(Recorded data)
* * * * *
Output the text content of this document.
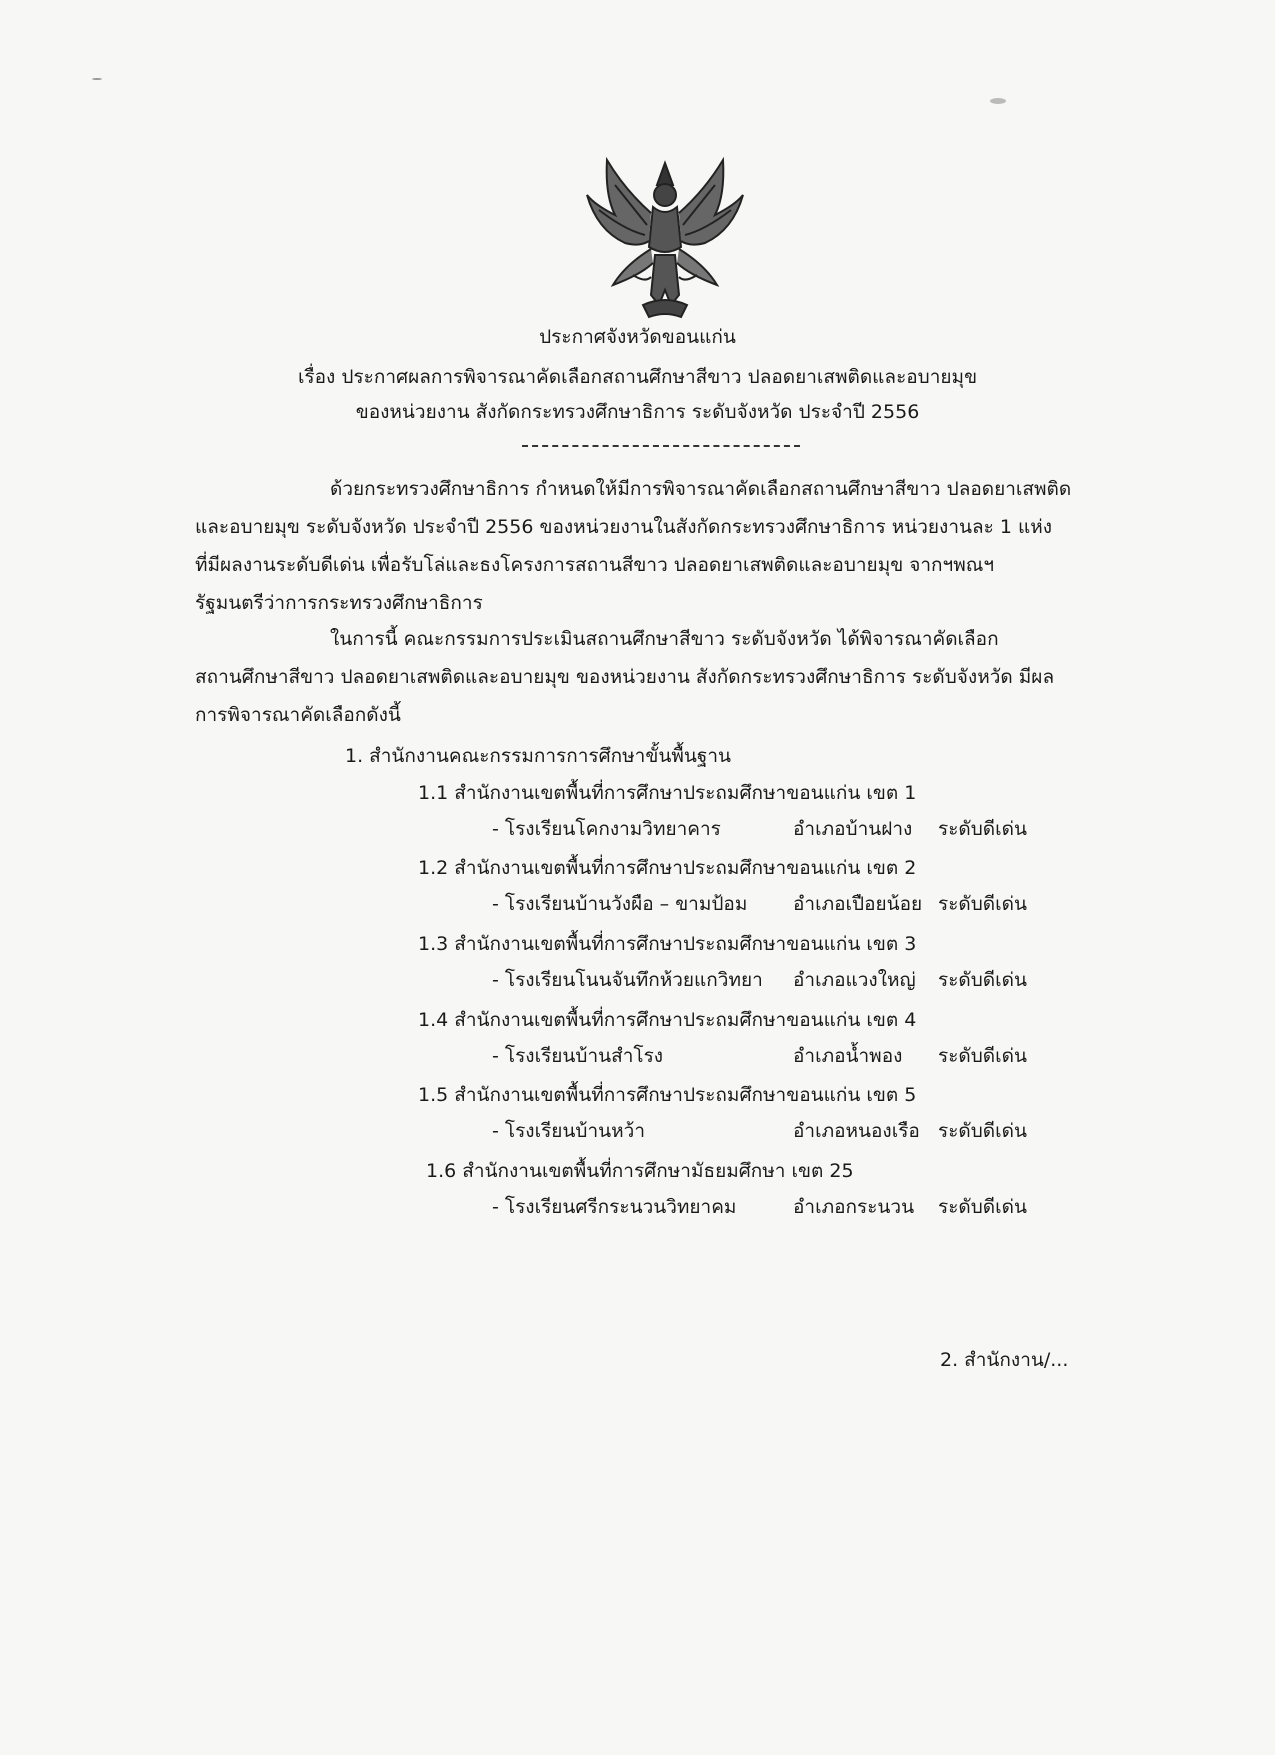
ประกาศจังหวัดขอนแก่น
เรื่อง ประกาศผลการพิจารณาคัดเลือกสถานศึกษาสีขาว ปลอดยาเสพติดและอบายมุข
ของหน่วยงาน สังกัดกระทรวงศึกษาธิการ ระดับจังหวัด ประจำปี 2556
ด้วยกระทรวงศึกษาธิการ กำหนดให้มีการพิจารณาคัดเลือกสถานศึกษาสีขาว ปลอดยาเสพติด
และอบายมุข ระดับจังหวัด ประจำปี 2556 ของหน่วยงานในสังกัดกระทรวงศึกษาธิการ หน่วยงานละ 1 แห่ง
ที่มีผลงานระดับดีเด่น เพื่อรับโล่และธงโครงการสถานสีขาว ปลอดยาเสพติดและอบายมุข จากฯพณฯ
รัฐมนตรีว่าการกระทรวงศึกษาธิการ
ในการนี้ คณะกรรมการประเมินสถานศึกษาสีขาว ระดับจังหวัด ได้พิจารณาคัดเลือก
สถานศึกษาสีขาว ปลอดยาเสพติดและอบายมุข ของหน่วยงาน สังกัดกระทรวงศึกษาธิการ ระดับจังหวัด มีผล
การพิจารณาคัดเลือกดังนี้
1. สำนักงานคณะกรรมการการศึกษาขั้นพื้นฐาน
1.1 สำนักงานเขตพื้นที่การศึกษาประถมศึกษาขอนแก่น เขต 1
- โรงเรียนโคกงามวิทยาคาร	อำเภอบ้านฝาง ระดับดีเด่น
1.2 สำนักงานเขตพื้นที่การศึกษาประถมศึกษาขอนแก่น เขต 2
- โรงเรียนบ้านวังผือ – ขามป้อม อำเภอเปือยน้อย ระดับดีเด่น
1.3 สำนักงานเขตพื้นที่การศึกษาประถมศึกษาขอนแก่น เขต 3
- โรงเรียนโนนจันทึกห้วยแกวิทยา อำเภอแวงใหญ่ ระดับดีเด่น
1.4 สำนักงานเขตพื้นที่การศึกษาประถมศึกษาขอนแก่น เขต 4
- โรงเรียนบ้านสำโรง	อำเภอน้ำพอง ระดับดีเด่น
1.5 สำนักงานเขตพื้นที่การศึกษาประถมศึกษาขอนแก่น เขต 5
- โรงเรียนบ้านหว้า	อำเภอหนองเรือ ระดับดีเด่น
1.6 สำนักงานเขตพื้นที่การศึกษามัธยมศึกษา เขต 25
- โรงเรียนศรีกระนวนวิทยาคม	อำเภอกระนวน ระดับดีเด่น
2. สำนักงาน/...
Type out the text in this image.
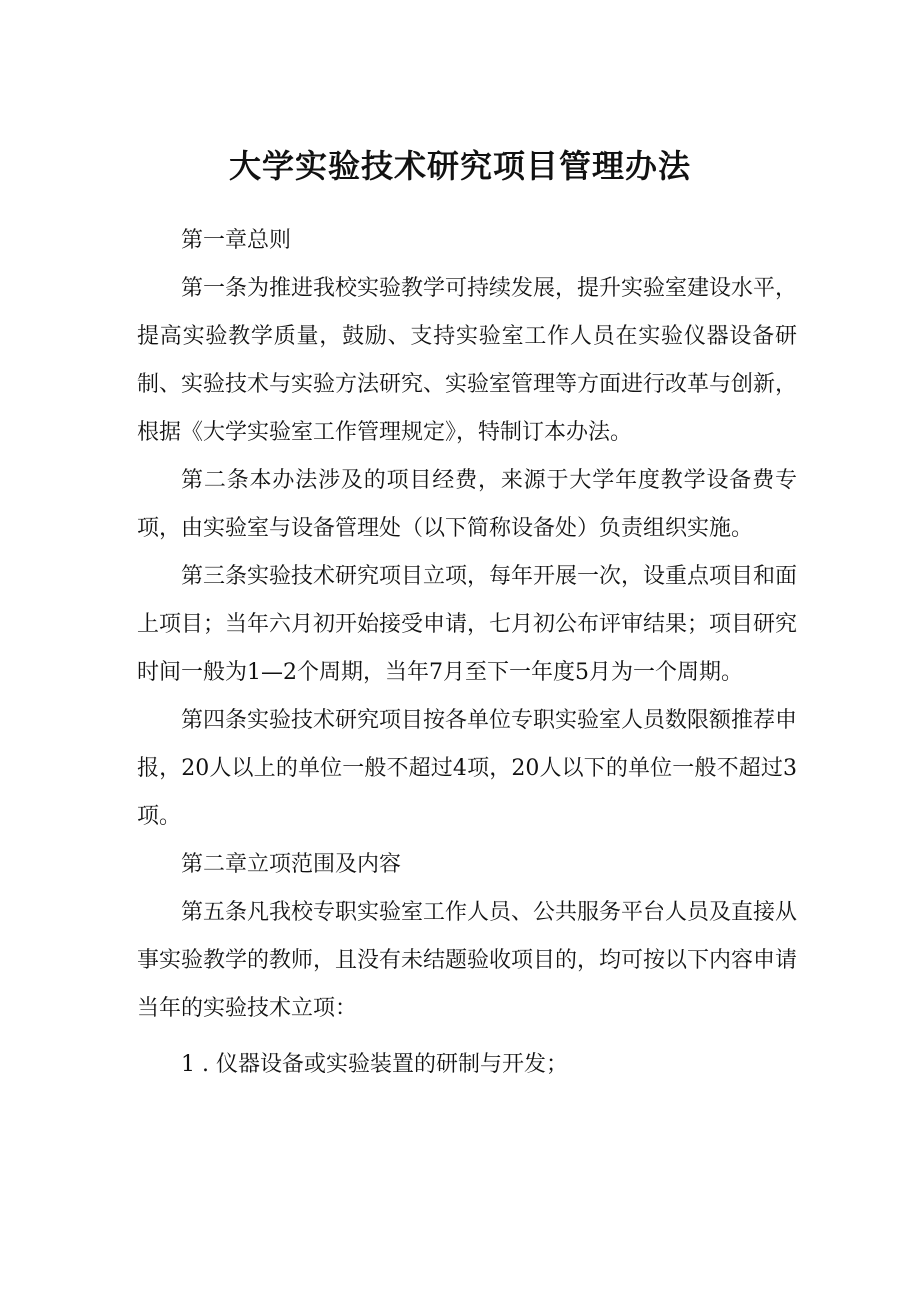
大学实验技术研究项目管理办法

第一章总则

第一条为推进我校实验教学可持续发展，提升实验室建设水平，提高实验教学质量，鼓励、支持实验室工作人员在实验仪器设备研制、实验技术与实验方法研究、实验室管理等方面进行改革与创新，根据《大学实验室工作管理规定》，特制订本办法。

第二条本办法涉及的项目经费，来源于大学年度教学设备费专项，由实验室与设备管理处（以下简称设备处）负责组织实施。

第三条实验技术研究项目立项，每年开展一次，设重点项目和面上项目；当年六月初开始接受申请，七月初公布评审结果；项目研究时间一般为1—2个周期，当年7月至下一年度5月为一个周期。

第四条实验技术研究项目按各单位专职实验室人员数限额推荐申报，20人以上的单位一般不超过4项，20人以下的单位一般不超过3项。

第二章立项范围及内容

第五条凡我校专职实验室工作人员、公共服务平台人员及直接从事实验教学的教师，且没有未结题验收项目的，均可按以下内容申请当年的实验技术立项：

1 . 仪器设备或实验装置的研制与开发；
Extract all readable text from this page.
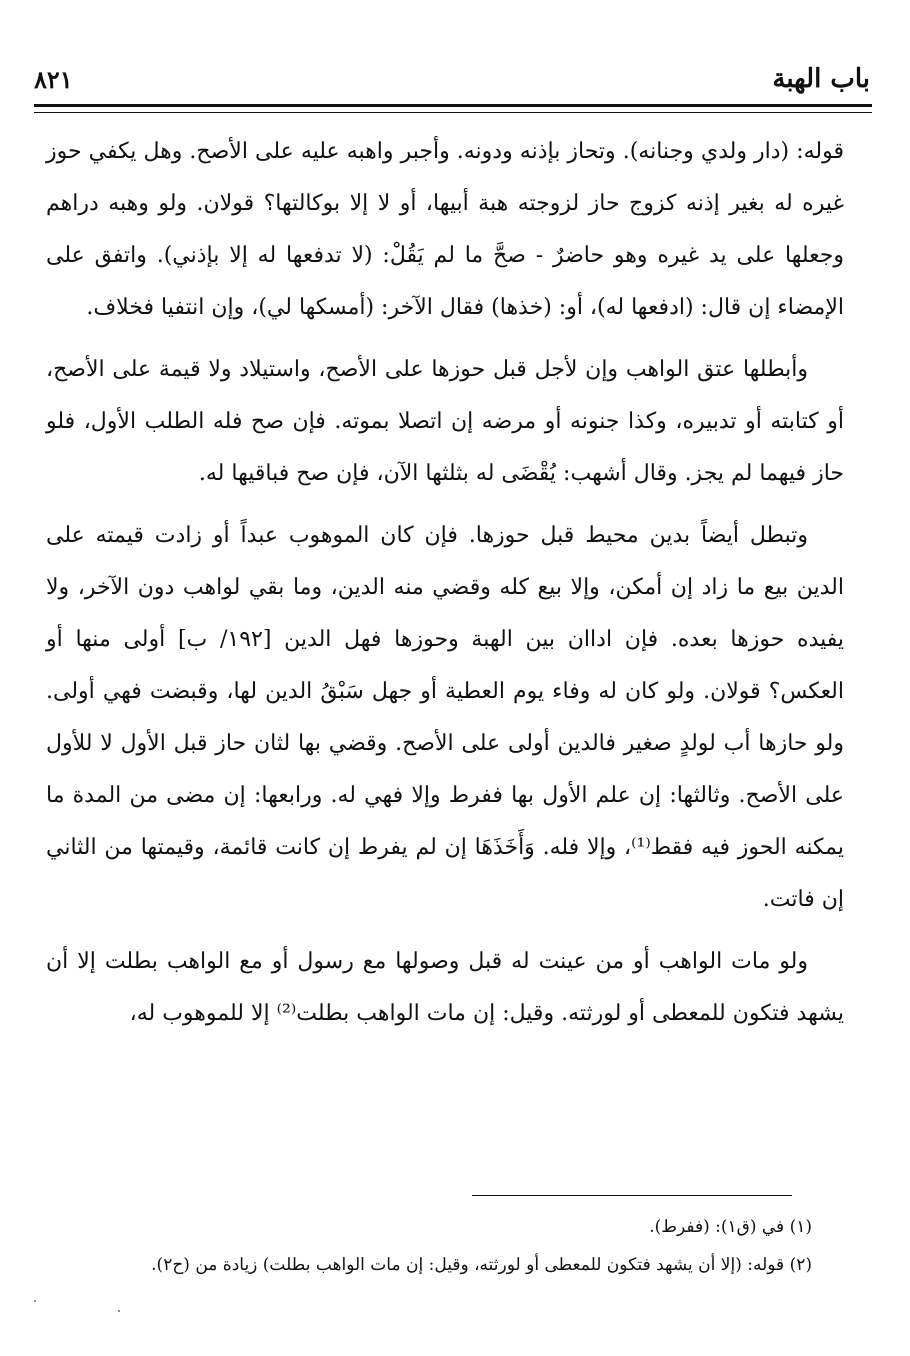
باب الهبة
٨٢١

قوله: (دار ولدي وجنانه). وتحاز بإذنه ودونه. وأجبر واهبه عليه على الأصح. وهل يكفي حوز غيره له بغير إذنه كزوج حاز لزوجته هبة أبيها، أو لا إلا بوكالتها؟ قولان. ولو وهبه دراهم وجعلها على يد غيره وهو حاضرٌ - صحَّ ما لم يَقُلْ: (لا تدفعها له إلا بإذني). واتفق على الإمضاء إن قال: (ادفعها له)، أو: (خذها) فقال الآخر: (أمسكها لي)، وإن انتفيا فخلاف.

وأبطلها عتق الواهب وإن لأجل قبل حوزها على الأصح، واستيلاد ولا قيمة على الأصح، أو كتابته أو تدبيره، وكذا جنونه أو مرضه إن اتصلا بموته. فإن صح فله الطلب الأول، فلو حاز فيهما لم يجز. وقال أشهب: يُقْضَى له بثلثها الآن، فإن صح فباقيها له.

وتبطل أيضاً بدين محيط قبل حوزها. فإن كان الموهوب عبداً أو زادت قيمته على الدين بيع ما زاد إن أمكن، وإلا بيع كله وقضي منه الدين، وما بقي لواهب دون الآخر، ولا يفيده حوزها بعده. فإن اداان بين الهبة وحوزها فهل الدين [١٩٢/ ب] أولى منها أو العكس؟ قولان. ولو كان له وفاء يوم العطية أو جهل سَبْقُ الدين لها، وقبضت فهي أولى. ولو حازها أب لولدٍ صغير فالدين أولى على الأصح. وقضي بها لثان حاز قبل الأول لا للأول على الأصح. وثالثها: إن علم الأول بها ففرط وإلا فهي له. ورابعها: إن مضى من المدة ما يمكنه الحوز فيه فقط⁽¹⁾، وإلا فله. وَأَخَذَهَا إن لم يفرط إن كانت قائمة، وقيمتها من الثاني إن فاتت.

ولو مات الواهب أو من عينت له قبل وصولها مع رسول أو مع الواهب بطلت إلا أن يشهد فتكون للمعطى أو لورثته. وقيل: إن مات الواهب بطلت⁽²⁾ إلا للموهوب له،

(١) في (ق١): (ففرط).

(٢) قوله: (إلا أن يشهد فتكون للمعطى أو لورثته، وقيل: إن مات الواهب بطلت) زيادة من (ح٢).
* * * * *
Scan the records above, count the lines with "حوزها" in them, and give only the number.

2